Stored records

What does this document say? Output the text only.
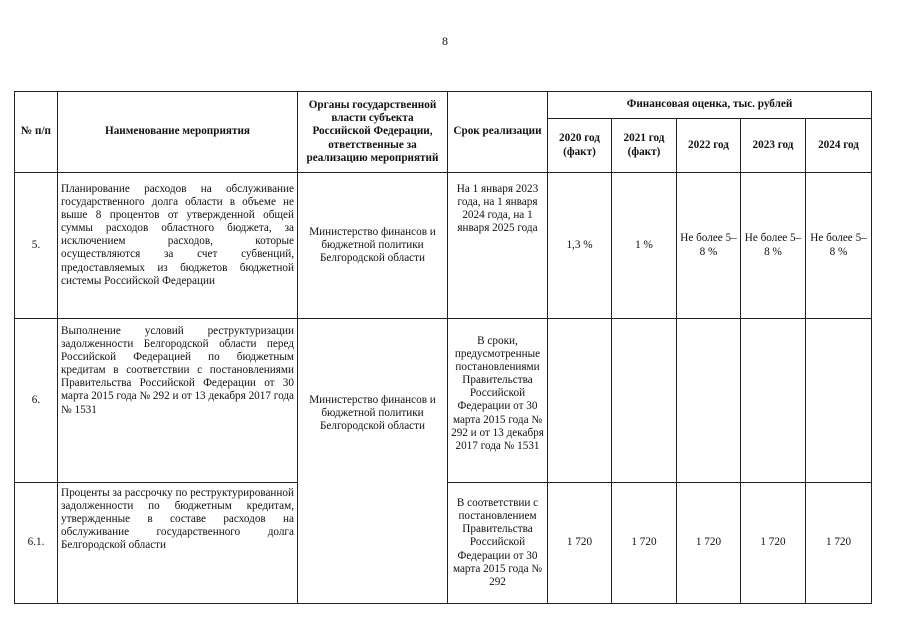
8
№ п/п	Наименование мероприятия	Органы государственной власти субъекта Российской Федерации, ответственные за реализацию мероприятий	Срок реализации	Финансовая оценка, тыс. рублей				
				2020 год (факт)	2021 год (факт)	2022 год	2023 год	2024 год
5.	Планирование расходов на обслуживание государственного долга области в объеме не выше 8 процентов от утвержденной общей суммы расходов областного бюджета, за исключением расходов, которые осуществляются за счет субвенций, предоставляемых из бюджетов бюджетной системы Российской Федерации	Министерство финансов и бюджетной политики Белгородской области	На 1 января 2023 года, на 1 января 2024 года, на 1 января 2025 года	1,3 %	1 %	Не более 5–8 %	Не более 5–8 %	Не более 5–8 %
6.	Выполнение условий реструктуризации задолженности Белгородской области перед Российской Федерацией по бюджетным кредитам в соответствии с постановлениями Правительства Российской Федерации от 30 марта 2015 года № 292 и от 13 декабря 2017 года № 1531	Министерство финансов и бюджетной политики Белгородской области	В сроки, предусмотренные постановлениями Правительства Российской Федерации от 30 марта 2015 года № 292 и от 13 декабря 2017 года № 1531					
6.1.	Проценты за рассрочку по реструктурированной задолженности по бюджетным кредитам, утвержденные в составе расходов на обслуживание государственного долга Белгородской области		В соответствии с постановлением Правительства Российской Федерации от 30 марта 2015 года № 292	1 720	1 720	1 720	1 720	1 720
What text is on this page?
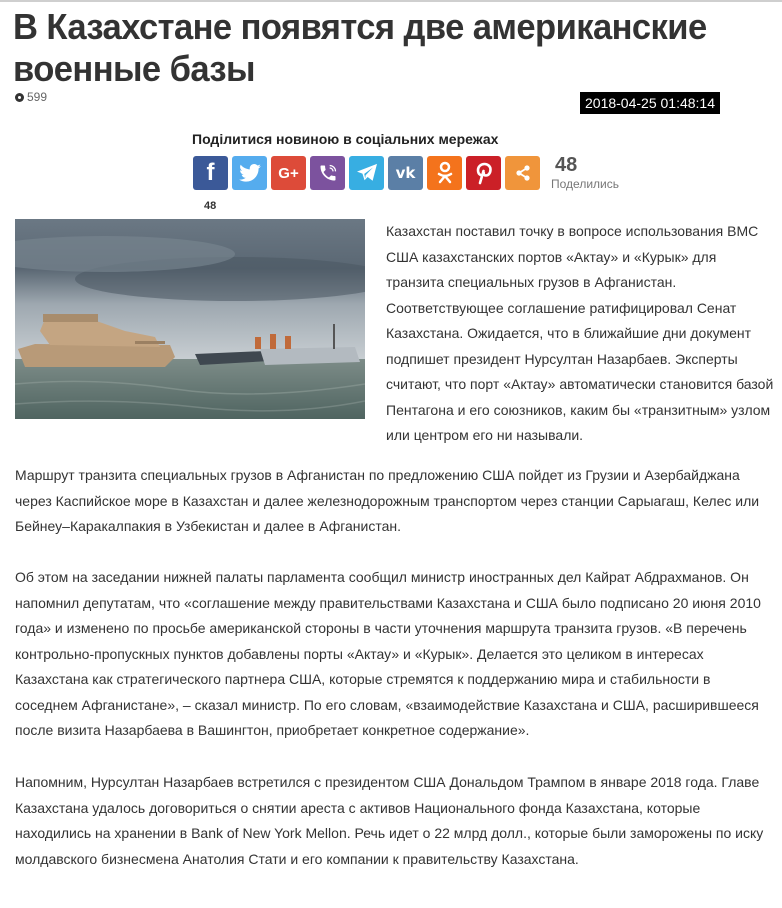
В Казахстане появятся две американские военные базы
599	2018-04-25 01:48:14
Поділитися новиною в соціальних мережах
f	G+	vk	48
Поделились
48
Казахстан поставил точку в вопросе использования ВМС США казахстанских портов «Актау» и «Курык» для транзита специальных грузов в Афганистан. Соответствующее соглашение ратифицировал Сенат Казахстана. Ожидается, что в ближайшие дни документ подпишет президент Нурсултан Назарбаев. Эксперты считают, что порт «Актау» автоматически становится базой Пентагона и его союзников, каким бы «транзитным» узлом или центром его ни называли.

Маршрут транзита специальных грузов в Афганистан по предложению США пойдет из Грузии и Азербайджана через Каспийское море в Казахстан и далее железнодорожным транспортом через станции Сарыагаш, Келес или Бейнеу–Каракалпакия в Узбекистан и далее в Афганистан.

Об этом на заседании нижней палаты парламента сообщил министр иностранных дел Кайрат Абдрахманов. Он напомнил депутатам, что «соглашение между правительствами Казахстана и США было подписано 20 июня 2010 года» и изменено по просьбе американской стороны в части уточнения маршрута транзита грузов. «В перечень контрольно-пропускных пунктов добавлены порты «Актау» и «Курык». Делается это целиком в интересах Казахстана как стратегического партнера США, которые стремятся к поддержанию мира и стабильности в соседнем Афганистане», – сказал министр. По его словам, «взаимодействие Казахстана и США, расширившееся после визита Назарбаева в Вашингтон, приобретает конкретное содержание».

Напомним, Нурсултан Назарбаев встретился с президентом США Дональдом Трампом в январе 2018 года. Главе Казахстана удалось договориться о снятии ареста с активов Национального фонда Казахстана, которые находились на хранении в Bank of New York Mellon. Речь идет о 22 млрд долл., которые были заморожены по иску молдавского бизнесмена Анатолия Стати и его компании к правительству Казахстана.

• [Exercise instructions] Without the pictures, print the records in full, exactly as they appear.

• [The result]
What does this document say? Output the text only.
8
№ п/п	Наименование мероприятия	Органы государственной власти субъекта Российской Федерации, ответственные за реализацию мероприятий	Срок реализации	Финансовая оценка, тыс. рублей				
				2020 год (факт)	2021 год (факт)	2022 год	2023 год	2024 год
5.	Планирование расходов на обслуживание государственного долга области в объеме не выше 8 процентов от утвержденной общей суммы расходов областного бюджета, за исключением расходов, которые осуществляются за счет субвенций, предоставляемых из бюджетов бюджетной системы Российской Федерации	Министерство финансов и бюджетной политики Белгородской области	На 1 января 2023 года, на 1 января 2024 года, на 1 января 2025 года	1,3 %	1 %	Не более 5–8 %	Не более 5–8 %	Не более 5–8 %
6.	Выполнение условий реструктуризации задолженности Белгородской области перед Российской Федерацией по бюджетным кредитам в соответствии с постановлениями Правительства Российской Федерации от 30 марта 2015 года № 292 и от 13 декабря 2017 года № 1531	Министерство финансов и бюджетной политики Белгородской области	В сроки, предусмотренные постановлениями Правительства Российской Федерации от 30 марта 2015 года № 292 и от 13 декабря 2017 года № 1531					
6.1.	Проценты за рассрочку по реструктурированной задолженности по бюджетным кредитам, утвержденные в составе расходов на обслуживание государственного долга Белгородской области		В соответствии с постановлением Правительства Российской Федерации от 30 марта 2015 года № 292	1 720	1 720	1 720	1 720	1 720
What text is on this page?
В Казахстане появятся две американские военные базы
599	2018-04-25 01:48:14
Поділитися новиною в соціальних мережах
f	G+	vk	48
Поделились
48
Казахстан поставил точку в вопросе использования ВМС США казахстанских портов «Актау» и «Курык» для транзита специальных грузов в Афганистан. Соответствующее соглашение ратифицировал Сенат Казахстана. Ожидается, что в ближайшие дни документ подпишет президент Нурсултан Назарбаев. Эксперты считают, что порт «Актау» автоматически становится базой Пентагона и его союзников, каким бы «транзитным» узлом или центром его ни называли.

Маршрут транзита специальных грузов в Афганистан по предложению США пойдет из Грузии и Азербайджана через Каспийское море в Казахстан и далее железнодорожным транспортом через станции Сарыагаш, Келес или Бейнеу–Каракалпакия в Узбекистан и далее в Афганистан.

Об этом на заседании нижней палаты парламента сообщил министр иностранных дел Кайрат Абдрахманов. Он напомнил депутатам, что «соглашение между правительствами Казахстана и США было подписано 20 июня 2010 года» и изменено по просьбе американской стороны в части уточнения маршрута транзита грузов. «В перечень контрольно-пропускных пунктов добавлены порты «Актау» и «Курык». Делается это целиком в интересах Казахстана как стратегического партнера США, которые стремятся к поддержанию мира и стабильности в соседнем Афганистане», – сказал министр. По его словам, «взаимодействие Казахстана и США, расширившееся после визита Назарбаева в Вашингтон, приобретает конкретное содержание».

Напомним, Нурсултан Назарбаев встретился с президентом США Дональдом Трампом в январе 2018 года. Главе Казахстана удалось договориться о снятии ареста с активов Национального фонда Казахстана, которые находились на хранении в Bank of New York Mellon. Речь идет о 22 млрд долл., которые были заморожены по иску молдавского бизнесмена Анатолия Стати и его компании к правительству Казахстана.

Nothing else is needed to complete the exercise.